RECORDED DATA
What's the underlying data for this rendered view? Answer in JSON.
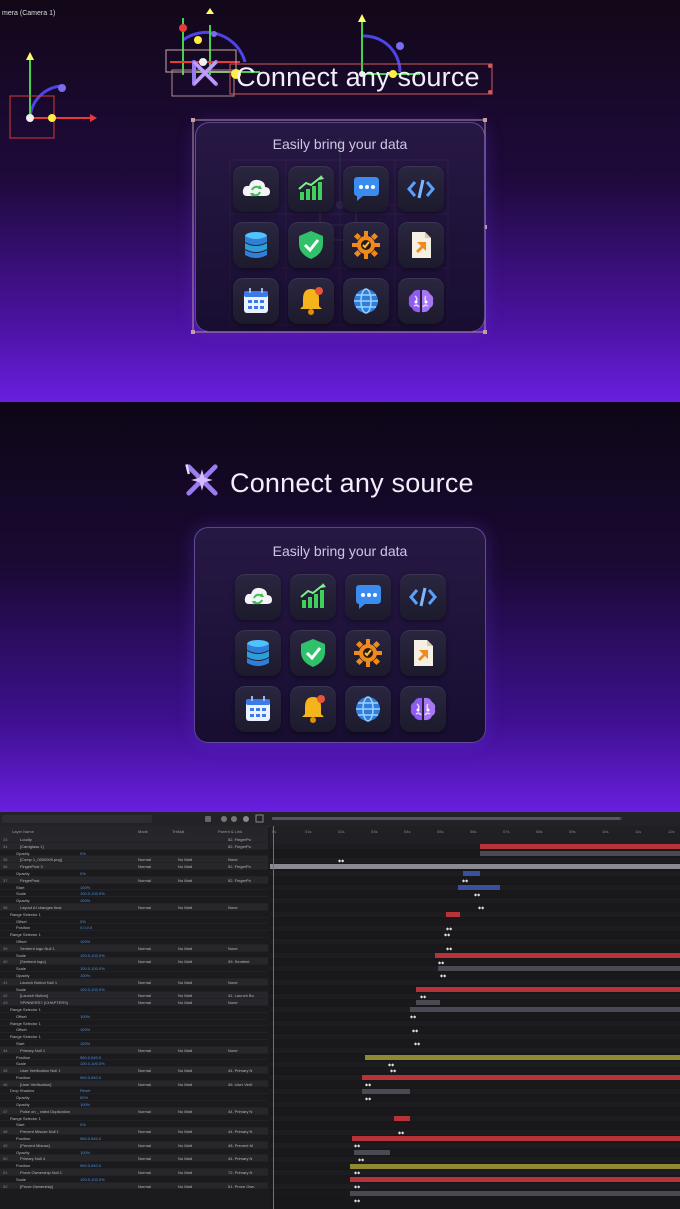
{
  "viewer": {
    "camera_label": "mera (Camera 1)"
  },
  "scene": {
    "headline": "Connect any source",
    "card_title": "Easily bring your data",
    "icons": [
      "cloud-sync-icon",
      "growth-chart-icon",
      "chat-bubble-icon",
      "code-icon",
      "database-icon",
      "shield-check-icon",
      "gear-check-icon",
      "document-arrow-icon",
      "calendar-icon",
      "bell-icon",
      "globe-icon",
      "brain-icon"
    ]
  },
  "colors": {
    "accent_purple": "#6a1ee0",
    "timeline_red": "#b8323a",
    "timeline_olive": "#8f8a32",
    "timeline_blue": "#3a4fa0",
    "timeline_gray": "#4a4a52"
  },
  "timeline": {
    "columns": [
      "Layer Name",
      "Mode",
      "TrkMat",
      "Parent & Link"
    ],
    "ruler_ticks": [
      "0s",
      "01s",
      "02s",
      "03s",
      "04s",
      "05s",
      "06s",
      "07s",
      "08s",
      "09s",
      "10s",
      "11s",
      "12s"
    ],
    "layers": [
      {
        "num": "33",
        "name": "Loudly",
        "type": "main",
        "mode": "",
        "matte": "",
        "parent": "52. FingerPo"
      },
      {
        "num": "34",
        "name": "[Cardglass 1]",
        "type": "main",
        "mode": "",
        "matte": "",
        "parent": "52. FingerPo"
      },
      {
        "num": "",
        "name": "Opacity",
        "type": "prop",
        "val": "0%"
      },
      {
        "num": "35",
        "name": "[Comp 1_0000000.png]",
        "type": "main",
        "mode": "Normal",
        "matte": "No Matt",
        "parent": "None"
      },
      {
        "num": "36",
        "name": "FingerPost 3",
        "type": "main",
        "mode": "Normal",
        "matte": "No Matt",
        "parent": "52. FingerPo"
      },
      {
        "num": "",
        "name": "Opacity",
        "type": "prop",
        "val": "0%"
      },
      {
        "num": "37",
        "name": "FingerPost",
        "type": "main",
        "mode": "Normal",
        "matte": "No Matt",
        "parent": "52. FingerPo"
      },
      {
        "num": "",
        "name": "Start",
        "type": "prop",
        "val": "100%"
      },
      {
        "num": "",
        "name": "Scale",
        "type": "prop",
        "val": "100.0,100.0%"
      },
      {
        "num": "",
        "name": "Opacity",
        "type": "prop",
        "val": "100%"
      },
      {
        "num": "38",
        "name": "Layout AI changes final",
        "type": "main",
        "mode": "Normal",
        "matte": "No Matt",
        "parent": "None"
      },
      {
        "num": "",
        "name": "Range Selector 1",
        "type": "group"
      },
      {
        "num": "",
        "name": "Offset",
        "type": "prop",
        "val": "0%"
      },
      {
        "num": "",
        "name": "Position",
        "type": "prop",
        "val": "0.0,0.0"
      },
      {
        "num": "",
        "name": "Range Selector 1",
        "type": "group"
      },
      {
        "num": "",
        "name": "Offset",
        "type": "prop",
        "val": "100%"
      },
      {
        "num": "39",
        "name": "Sentient logo Null 1",
        "type": "main",
        "mode": "Normal",
        "matte": "No Matt",
        "parent": "None"
      },
      {
        "num": "",
        "name": "Scale",
        "type": "prop",
        "val": "100.0,100.0%"
      },
      {
        "num": "40",
        "name": "[Sentient logo]",
        "type": "main",
        "mode": "Normal",
        "matte": "No Matt",
        "parent": "39. Sentient"
      },
      {
        "num": "",
        "name": "Scale",
        "type": "prop",
        "val": "100.0,100.0%"
      },
      {
        "num": "",
        "name": "Opacity",
        "type": "prop",
        "val": "100%"
      },
      {
        "num": "41",
        "name": "Launch Button Null 1",
        "type": "main",
        "mode": "Normal",
        "matte": "No Matt",
        "parent": "None"
      },
      {
        "num": "",
        "name": "Scale",
        "type": "prop",
        "val": "100.0,100.0%"
      },
      {
        "num": "42",
        "name": "[Launch Button]",
        "type": "main",
        "mode": "Normal",
        "matte": "No Matt",
        "parent": "41. Launch Bu"
      },
      {
        "num": "43",
        "name": "SPINNERS? (CHAPTERS)",
        "type": "main",
        "mode": "Normal",
        "matte": "No Matt",
        "parent": "None"
      },
      {
        "num": "",
        "name": "Range Selector 1",
        "type": "group"
      },
      {
        "num": "",
        "name": "Offset",
        "type": "prop",
        "val": "100%"
      },
      {
        "num": "",
        "name": "Range Selector 1",
        "type": "group"
      },
      {
        "num": "",
        "name": "Offset",
        "type": "prop",
        "val": "100%"
      },
      {
        "num": "",
        "name": "Range Selector 1",
        "type": "group"
      },
      {
        "num": "",
        "name": "Start",
        "type": "prop",
        "val": "100%"
      },
      {
        "num": "44",
        "name": "Primary Null 1",
        "type": "main",
        "mode": "Normal",
        "matte": "No Matt",
        "parent": "None"
      },
      {
        "num": "",
        "name": "Position",
        "type": "prop",
        "val": "960.0,540.0"
      },
      {
        "num": "",
        "name": "Scale",
        "type": "prop",
        "val": "100.0,100.0%"
      },
      {
        "num": "45",
        "name": "User Verification Null 1",
        "type": "main",
        "mode": "Normal",
        "matte": "No Matt",
        "parent": "44. Primary N"
      },
      {
        "num": "",
        "name": "Position",
        "type": "prop",
        "val": "960.0,540.0"
      },
      {
        "num": "46",
        "name": "[User Verification]",
        "type": "main",
        "mode": "Normal",
        "matte": "No Matt",
        "parent": "45. User Verif"
      },
      {
        "num": "",
        "name": "Drop Shadow",
        "type": "group",
        "val": "Reset"
      },
      {
        "num": "",
        "name": "Opacity",
        "type": "prop",
        "val": "50%"
      },
      {
        "num": "",
        "name": "Opacity",
        "type": "prop",
        "val": "100%"
      },
      {
        "num": "47",
        "name": "Pulse on _ rated Duplication",
        "type": "main",
        "mode": "Normal",
        "matte": "No Matt",
        "parent": "44. Primary N"
      },
      {
        "num": "",
        "name": "Range Selector 1",
        "type": "group"
      },
      {
        "num": "",
        "name": "Start",
        "type": "prop",
        "val": "0%"
      },
      {
        "num": "48",
        "name": "Prevent Misuse Null 1",
        "type": "main",
        "mode": "Normal",
        "matte": "No Matt",
        "parent": "44. Primary N"
      },
      {
        "num": "",
        "name": "Position",
        "type": "prop",
        "val": "960.0,540.0"
      },
      {
        "num": "49",
        "name": "[Prevent Misuse]",
        "type": "main",
        "mode": "Normal",
        "matte": "No Matt",
        "parent": "48. Prevent M"
      },
      {
        "num": "",
        "name": "Opacity",
        "type": "prop",
        "val": "100%"
      },
      {
        "num": "50",
        "name": "Primary Null 4",
        "type": "main",
        "mode": "Normal",
        "matte": "No Matt",
        "parent": "44. Primary N"
      },
      {
        "num": "",
        "name": "Position",
        "type": "prop",
        "val": "960.0,540.0"
      },
      {
        "num": "51",
        "name": "Prove Ownership Null 1",
        "type": "main",
        "mode": "Normal",
        "matte": "No Matt",
        "parent": "72. Primary N"
      },
      {
        "num": "",
        "name": "Scale",
        "type": "prop",
        "val": "100.0,100.0%"
      },
      {
        "num": "52",
        "name": "[Prove Ownership]",
        "type": "main",
        "mode": "Normal",
        "matte": "No Matt",
        "parent": "51. Prove Own"
      }
    ]
  }
}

DIRECTION
Output all the records, word for word, with no pictures in the copy.

COMPLETE OUTPUT
What's the underlying data for this rendered view? Answer in JSON.
{
  "viewer": {
    "camera_label": "mera (Camera 1)"
  },
  "scene": {
    "headline": "Connect any source",
    "card_title": "Easily bring your data",
    "icons": [
      "cloud-sync-icon",
      "growth-chart-icon",
      "chat-bubble-icon",
      "code-icon",
      "database-icon",
      "shield-check-icon",
      "gear-check-icon",
      "document-arrow-icon",
      "calendar-icon",
      "bell-icon",
      "globe-icon",
      "brain-icon"
    ]
  },
  "colors": {
    "accent_purple": "#6a1ee0",
    "timeline_red": "#b8323a",
    "timeline_olive": "#8f8a32",
    "timeline_blue": "#3a4fa0",
    "timeline_gray": "#4a4a52"
  },
  "timeline": {
    "columns": [
      "Layer Name",
      "Mode",
      "TrkMat",
      "Parent & Link"
    ],
    "ruler_ticks": [
      "0s",
      "01s",
      "02s",
      "03s",
      "04s",
      "05s",
      "06s",
      "07s",
      "08s",
      "09s",
      "10s",
      "11s",
      "12s"
    ],
    "layers": [
      {
        "num": "33",
        "name": "Loudly",
        "type": "main",
        "mode": "",
        "matte": "",
        "parent": "52. FingerPo"
      },
      {
        "num": "34",
        "name": "[Cardglass 1]",
        "type": "main",
        "mode": "",
        "matte": "",
        "parent": "52. FingerPo"
      },
      {
        "num": "",
        "name": "Opacity",
        "type": "prop",
        "val": "0%"
      },
      {
        "num": "35",
        "name": "[Comp 1_0000000.png]",
        "type": "main",
        "mode": "Normal",
        "matte": "No Matt",
        "parent": "None"
      },
      {
        "num": "36",
        "name": "FingerPost 3",
        "type": "main",
        "mode": "Normal",
        "matte": "No Matt",
        "parent": "52. FingerPo"
      },
      {
        "num": "",
        "name": "Opacity",
        "type": "prop",
        "val": "0%"
      },
      {
        "num": "37",
        "name": "FingerPost",
        "type": "main",
        "mode": "Normal",
        "matte": "No Matt",
        "parent": "52. FingerPo"
      },
      {
        "num": "",
        "name": "Start",
        "type": "prop",
        "val": "100%"
      },
      {
        "num": "",
        "name": "Scale",
        "type": "prop",
        "val": "100.0,100.0%"
      },
      {
        "num": "",
        "name": "Opacity",
        "type": "prop",
        "val": "100%"
      },
      {
        "num": "38",
        "name": "Layout AI changes final",
        "type": "main",
        "mode": "Normal",
        "matte": "No Matt",
        "parent": "None"
      },
      {
        "num": "",
        "name": "Range Selector 1",
        "type": "group"
      },
      {
        "num": "",
        "name": "Offset",
        "type": "prop",
        "val": "0%"
      },
      {
        "num": "",
        "name": "Position",
        "type": "prop",
        "val": "0.0,0.0"
      },
      {
        "num": "",
        "name": "Range Selector 1",
        "type": "group"
      },
      {
        "num": "",
        "name": "Offset",
        "type": "prop",
        "val": "100%"
      },
      {
        "num": "39",
        "name": "Sentient logo Null 1",
        "type": "main",
        "mode": "Normal",
        "matte": "No Matt",
        "parent": "None"
      },
      {
        "num": "",
        "name": "Scale",
        "type": "prop",
        "val": "100.0,100.0%"
      },
      {
        "num": "40",
        "name": "[Sentient logo]",
        "type": "main",
        "mode": "Normal",
        "matte": "No Matt",
        "parent": "39. Sentient"
      },
      {
        "num": "",
        "name": "Scale",
        "type": "prop",
        "val": "100.0,100.0%"
      },
      {
        "num": "",
        "name": "Opacity",
        "type": "prop",
        "val": "100%"
      },
      {
        "num": "41",
        "name": "Launch Button Null 1",
        "type": "main",
        "mode": "Normal",
        "matte": "No Matt",
        "parent": "None"
      },
      {
        "num": "",
        "name": "Scale",
        "type": "prop",
        "val": "100.0,100.0%"
      },
      {
        "num": "42",
        "name": "[Launch Button]",
        "type": "main",
        "mode": "Normal",
        "matte": "No Matt",
        "parent": "41. Launch Bu"
      },
      {
        "num": "43",
        "name": "SPINNERS? (CHAPTERS)",
        "type": "main",
        "mode": "Normal",
        "matte": "No Matt",
        "parent": "None"
      },
      {
        "num": "",
        "name": "Range Selector 1",
        "type": "group"
      },
      {
        "num": "",
        "name": "Offset",
        "type": "prop",
        "val": "100%"
      },
      {
        "num": "",
        "name": "Range Selector 1",
        "type": "group"
      },
      {
        "num": "",
        "name": "Offset",
        "type": "prop",
        "val": "100%"
      },
      {
        "num": "",
        "name": "Range Selector 1",
        "type": "group"
      },
      {
        "num": "",
        "name": "Start",
        "type": "prop",
        "val": "100%"
      },
      {
        "num": "44",
        "name": "Primary Null 1",
        "type": "main",
        "mode": "Normal",
        "matte": "No Matt",
        "parent": "None"
      },
      {
        "num": "",
        "name": "Position",
        "type": "prop",
        "val": "960.0,540.0"
      },
      {
        "num": "",
        "name": "Scale",
        "type": "prop",
        "val": "100.0,100.0%"
      },
      {
        "num": "45",
        "name": "User Verification Null 1",
        "type": "main",
        "mode": "Normal",
        "matte": "No Matt",
        "parent": "44. Primary N"
      },
      {
        "num": "",
        "name": "Position",
        "type": "prop",
        "val": "960.0,540.0"
      },
      {
        "num": "46",
        "name": "[User Verification]",
        "type": "main",
        "mode": "Normal",
        "matte": "No Matt",
        "parent": "45. User Verif"
      },
      {
        "num": "",
        "name": "Drop Shadow",
        "type": "group",
        "val": "Reset"
      },
      {
        "num": "",
        "name": "Opacity",
        "type": "prop",
        "val": "50%"
      },
      {
        "num": "",
        "name": "Opacity",
        "type": "prop",
        "val": "100%"
      },
      {
        "num": "47",
        "name": "Pulse on _ rated Duplication",
        "type": "main",
        "mode": "Normal",
        "matte": "No Matt",
        "parent": "44. Primary N"
      },
      {
        "num": "",
        "name": "Range Selector 1",
        "type": "group"
      },
      {
        "num": "",
        "name": "Start",
        "type": "prop",
        "val": "0%"
      },
      {
        "num": "48",
        "name": "Prevent Misuse Null 1",
        "type": "main",
        "mode": "Normal",
        "matte": "No Matt",
        "parent": "44. Primary N"
      },
      {
        "num": "",
        "name": "Position",
        "type": "prop",
        "val": "960.0,540.0"
      },
      {
        "num": "49",
        "name": "[Prevent Misuse]",
        "type": "main",
        "mode": "Normal",
        "matte": "No Matt",
        "parent": "48. Prevent M"
      },
      {
        "num": "",
        "name": "Opacity",
        "type": "prop",
        "val": "100%"
      },
      {
        "num": "50",
        "name": "Primary Null 4",
        "type": "main",
        "mode": "Normal",
        "matte": "No Matt",
        "parent": "44. Primary N"
      },
      {
        "num": "",
        "name": "Position",
        "type": "prop",
        "val": "960.0,540.0"
      },
      {
        "num": "51",
        "name": "Prove Ownership Null 1",
        "type": "main",
        "mode": "Normal",
        "matte": "No Matt",
        "parent": "72. Primary N"
      },
      {
        "num": "",
        "name": "Scale",
        "type": "prop",
        "val": "100.0,100.0%"
      },
      {
        "num": "52",
        "name": "[Prove Ownership]",
        "type": "main",
        "mode": "Normal",
        "matte": "No Matt",
        "parent": "51. Prove Own"
      }
    ]
  }
}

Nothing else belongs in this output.